*WHAT THE TASK REQUIRES*: Gather, from the data below, each line in which the word "mjclient" occurs.

------ EXCERPTED RECORDS ------

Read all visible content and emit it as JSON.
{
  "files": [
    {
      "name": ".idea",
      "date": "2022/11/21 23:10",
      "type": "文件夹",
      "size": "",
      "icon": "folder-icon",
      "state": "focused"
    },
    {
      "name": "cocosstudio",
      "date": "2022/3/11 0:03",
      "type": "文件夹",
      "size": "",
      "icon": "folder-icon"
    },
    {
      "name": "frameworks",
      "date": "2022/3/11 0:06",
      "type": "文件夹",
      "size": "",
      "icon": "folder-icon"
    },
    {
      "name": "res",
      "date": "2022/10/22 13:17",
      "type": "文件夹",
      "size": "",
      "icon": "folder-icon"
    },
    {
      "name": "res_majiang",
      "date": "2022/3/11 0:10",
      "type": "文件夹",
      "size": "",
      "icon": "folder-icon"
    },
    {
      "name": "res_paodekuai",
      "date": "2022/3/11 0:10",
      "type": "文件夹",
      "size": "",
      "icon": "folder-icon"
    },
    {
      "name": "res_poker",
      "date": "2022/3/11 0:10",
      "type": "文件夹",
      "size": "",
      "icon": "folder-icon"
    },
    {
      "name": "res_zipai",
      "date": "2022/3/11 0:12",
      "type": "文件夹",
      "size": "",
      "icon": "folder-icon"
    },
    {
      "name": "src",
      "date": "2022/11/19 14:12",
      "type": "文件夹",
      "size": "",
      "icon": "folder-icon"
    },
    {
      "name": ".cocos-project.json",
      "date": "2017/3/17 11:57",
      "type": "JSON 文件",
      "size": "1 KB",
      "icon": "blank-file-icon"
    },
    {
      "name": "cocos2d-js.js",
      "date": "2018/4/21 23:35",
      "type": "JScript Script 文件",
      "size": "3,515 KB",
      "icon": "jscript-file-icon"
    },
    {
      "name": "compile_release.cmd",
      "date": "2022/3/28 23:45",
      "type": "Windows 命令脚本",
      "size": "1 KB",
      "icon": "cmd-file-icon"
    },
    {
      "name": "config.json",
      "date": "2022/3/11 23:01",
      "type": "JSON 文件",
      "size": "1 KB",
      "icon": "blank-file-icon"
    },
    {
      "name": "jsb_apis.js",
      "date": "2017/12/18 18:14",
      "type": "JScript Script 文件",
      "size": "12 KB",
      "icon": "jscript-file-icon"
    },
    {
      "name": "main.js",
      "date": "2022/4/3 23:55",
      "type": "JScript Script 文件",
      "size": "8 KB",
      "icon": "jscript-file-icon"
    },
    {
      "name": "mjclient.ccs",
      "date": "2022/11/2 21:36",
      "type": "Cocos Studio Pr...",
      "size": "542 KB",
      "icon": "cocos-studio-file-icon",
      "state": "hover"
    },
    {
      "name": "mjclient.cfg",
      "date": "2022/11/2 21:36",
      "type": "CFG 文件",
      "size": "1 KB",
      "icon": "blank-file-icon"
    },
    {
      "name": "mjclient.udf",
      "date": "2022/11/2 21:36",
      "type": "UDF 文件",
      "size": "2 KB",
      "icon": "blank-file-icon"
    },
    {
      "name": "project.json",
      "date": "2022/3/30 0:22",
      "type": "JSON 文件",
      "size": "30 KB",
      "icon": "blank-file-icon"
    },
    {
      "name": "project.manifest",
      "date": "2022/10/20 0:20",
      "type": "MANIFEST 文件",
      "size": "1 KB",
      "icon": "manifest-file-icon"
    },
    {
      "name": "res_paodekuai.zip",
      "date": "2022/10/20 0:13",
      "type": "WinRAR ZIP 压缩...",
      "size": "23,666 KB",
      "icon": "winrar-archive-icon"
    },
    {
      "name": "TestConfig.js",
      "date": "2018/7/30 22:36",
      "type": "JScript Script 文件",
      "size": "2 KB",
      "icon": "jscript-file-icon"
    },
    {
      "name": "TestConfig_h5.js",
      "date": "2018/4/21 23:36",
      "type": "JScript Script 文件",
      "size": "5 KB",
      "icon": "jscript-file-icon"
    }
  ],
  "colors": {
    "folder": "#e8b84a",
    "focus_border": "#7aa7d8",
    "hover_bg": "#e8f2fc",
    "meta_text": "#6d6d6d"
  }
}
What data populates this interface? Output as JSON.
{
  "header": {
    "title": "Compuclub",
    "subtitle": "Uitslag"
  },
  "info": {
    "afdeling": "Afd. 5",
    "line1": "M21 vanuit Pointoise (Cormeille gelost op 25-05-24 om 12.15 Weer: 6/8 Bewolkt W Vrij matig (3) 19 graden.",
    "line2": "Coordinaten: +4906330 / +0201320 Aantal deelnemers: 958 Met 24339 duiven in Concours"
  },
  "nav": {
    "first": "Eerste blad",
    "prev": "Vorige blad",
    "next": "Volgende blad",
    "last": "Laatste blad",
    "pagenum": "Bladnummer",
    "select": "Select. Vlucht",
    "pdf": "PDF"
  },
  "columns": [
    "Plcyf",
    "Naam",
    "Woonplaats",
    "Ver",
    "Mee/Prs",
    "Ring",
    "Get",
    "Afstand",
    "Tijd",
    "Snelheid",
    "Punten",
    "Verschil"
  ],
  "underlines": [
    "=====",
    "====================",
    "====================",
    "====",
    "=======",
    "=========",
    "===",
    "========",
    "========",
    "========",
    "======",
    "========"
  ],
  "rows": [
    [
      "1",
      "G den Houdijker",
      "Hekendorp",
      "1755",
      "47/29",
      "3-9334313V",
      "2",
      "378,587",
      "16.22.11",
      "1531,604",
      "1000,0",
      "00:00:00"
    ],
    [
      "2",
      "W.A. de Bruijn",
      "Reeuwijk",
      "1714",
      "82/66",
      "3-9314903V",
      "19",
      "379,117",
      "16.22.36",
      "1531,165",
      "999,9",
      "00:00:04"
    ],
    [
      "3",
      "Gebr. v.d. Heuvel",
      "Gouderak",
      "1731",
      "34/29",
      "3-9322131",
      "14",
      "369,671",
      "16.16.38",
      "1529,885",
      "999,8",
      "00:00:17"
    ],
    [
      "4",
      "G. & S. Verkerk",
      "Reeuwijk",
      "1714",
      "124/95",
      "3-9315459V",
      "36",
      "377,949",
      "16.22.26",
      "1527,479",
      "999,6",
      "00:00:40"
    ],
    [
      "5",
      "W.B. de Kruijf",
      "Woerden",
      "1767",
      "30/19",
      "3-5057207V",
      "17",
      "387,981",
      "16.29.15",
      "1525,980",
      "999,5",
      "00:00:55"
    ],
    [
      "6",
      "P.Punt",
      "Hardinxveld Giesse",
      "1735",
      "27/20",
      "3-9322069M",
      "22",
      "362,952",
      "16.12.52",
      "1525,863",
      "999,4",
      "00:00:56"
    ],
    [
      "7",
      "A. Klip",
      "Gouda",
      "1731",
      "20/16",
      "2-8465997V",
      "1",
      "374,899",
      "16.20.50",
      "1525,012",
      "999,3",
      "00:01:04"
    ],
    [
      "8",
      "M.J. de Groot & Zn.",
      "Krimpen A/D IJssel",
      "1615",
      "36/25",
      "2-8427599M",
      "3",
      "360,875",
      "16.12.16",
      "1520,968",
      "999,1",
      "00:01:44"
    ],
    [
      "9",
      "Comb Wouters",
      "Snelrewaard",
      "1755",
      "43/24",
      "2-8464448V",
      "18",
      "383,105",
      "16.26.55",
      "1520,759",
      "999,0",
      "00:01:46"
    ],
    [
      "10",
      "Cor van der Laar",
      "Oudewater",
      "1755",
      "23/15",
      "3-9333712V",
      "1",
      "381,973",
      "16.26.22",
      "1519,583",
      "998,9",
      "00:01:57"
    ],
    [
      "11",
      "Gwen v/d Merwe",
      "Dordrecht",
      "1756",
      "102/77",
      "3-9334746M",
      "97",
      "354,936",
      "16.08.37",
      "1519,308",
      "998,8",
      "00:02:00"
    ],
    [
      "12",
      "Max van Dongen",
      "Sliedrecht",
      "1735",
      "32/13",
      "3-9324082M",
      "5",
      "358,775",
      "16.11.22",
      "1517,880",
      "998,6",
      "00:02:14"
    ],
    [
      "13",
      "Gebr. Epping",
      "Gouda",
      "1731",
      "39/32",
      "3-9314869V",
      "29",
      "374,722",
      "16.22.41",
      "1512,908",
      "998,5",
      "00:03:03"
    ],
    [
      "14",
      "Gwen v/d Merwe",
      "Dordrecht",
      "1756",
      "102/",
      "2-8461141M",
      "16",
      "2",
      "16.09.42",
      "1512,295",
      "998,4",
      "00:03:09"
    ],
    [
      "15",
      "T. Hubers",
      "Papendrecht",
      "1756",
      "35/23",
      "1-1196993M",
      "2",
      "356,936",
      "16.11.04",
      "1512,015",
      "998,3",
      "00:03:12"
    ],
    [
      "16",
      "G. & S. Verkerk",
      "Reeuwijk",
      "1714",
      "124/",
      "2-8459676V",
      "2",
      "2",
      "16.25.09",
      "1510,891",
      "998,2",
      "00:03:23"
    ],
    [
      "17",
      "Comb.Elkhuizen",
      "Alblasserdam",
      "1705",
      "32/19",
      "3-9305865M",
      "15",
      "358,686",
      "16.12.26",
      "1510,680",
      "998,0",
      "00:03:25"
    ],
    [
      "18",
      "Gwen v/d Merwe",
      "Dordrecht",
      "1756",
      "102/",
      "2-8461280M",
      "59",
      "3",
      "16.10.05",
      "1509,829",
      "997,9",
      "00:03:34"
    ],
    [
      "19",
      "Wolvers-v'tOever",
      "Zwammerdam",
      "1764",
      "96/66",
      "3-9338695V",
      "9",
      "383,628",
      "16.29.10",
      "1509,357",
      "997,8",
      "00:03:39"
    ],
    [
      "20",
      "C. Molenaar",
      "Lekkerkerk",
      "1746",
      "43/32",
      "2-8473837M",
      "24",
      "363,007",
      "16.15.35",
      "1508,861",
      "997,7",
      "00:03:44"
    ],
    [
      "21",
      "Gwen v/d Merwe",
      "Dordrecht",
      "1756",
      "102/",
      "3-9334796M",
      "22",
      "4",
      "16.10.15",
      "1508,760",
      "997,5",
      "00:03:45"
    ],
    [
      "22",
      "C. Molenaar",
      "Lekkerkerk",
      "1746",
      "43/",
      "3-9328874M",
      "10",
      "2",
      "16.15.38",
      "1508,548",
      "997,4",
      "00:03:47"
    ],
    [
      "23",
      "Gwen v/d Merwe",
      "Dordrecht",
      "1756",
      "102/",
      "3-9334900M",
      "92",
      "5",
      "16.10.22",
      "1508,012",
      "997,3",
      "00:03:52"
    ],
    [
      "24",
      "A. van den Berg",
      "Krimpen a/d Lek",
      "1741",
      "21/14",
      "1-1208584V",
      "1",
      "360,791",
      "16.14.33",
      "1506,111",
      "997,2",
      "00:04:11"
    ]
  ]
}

------

*COMPLETE ANSWER*:
      "name": "mjclient.ccs",
      "name": "mjclient.cfg",
      "name": "mjclient.udf",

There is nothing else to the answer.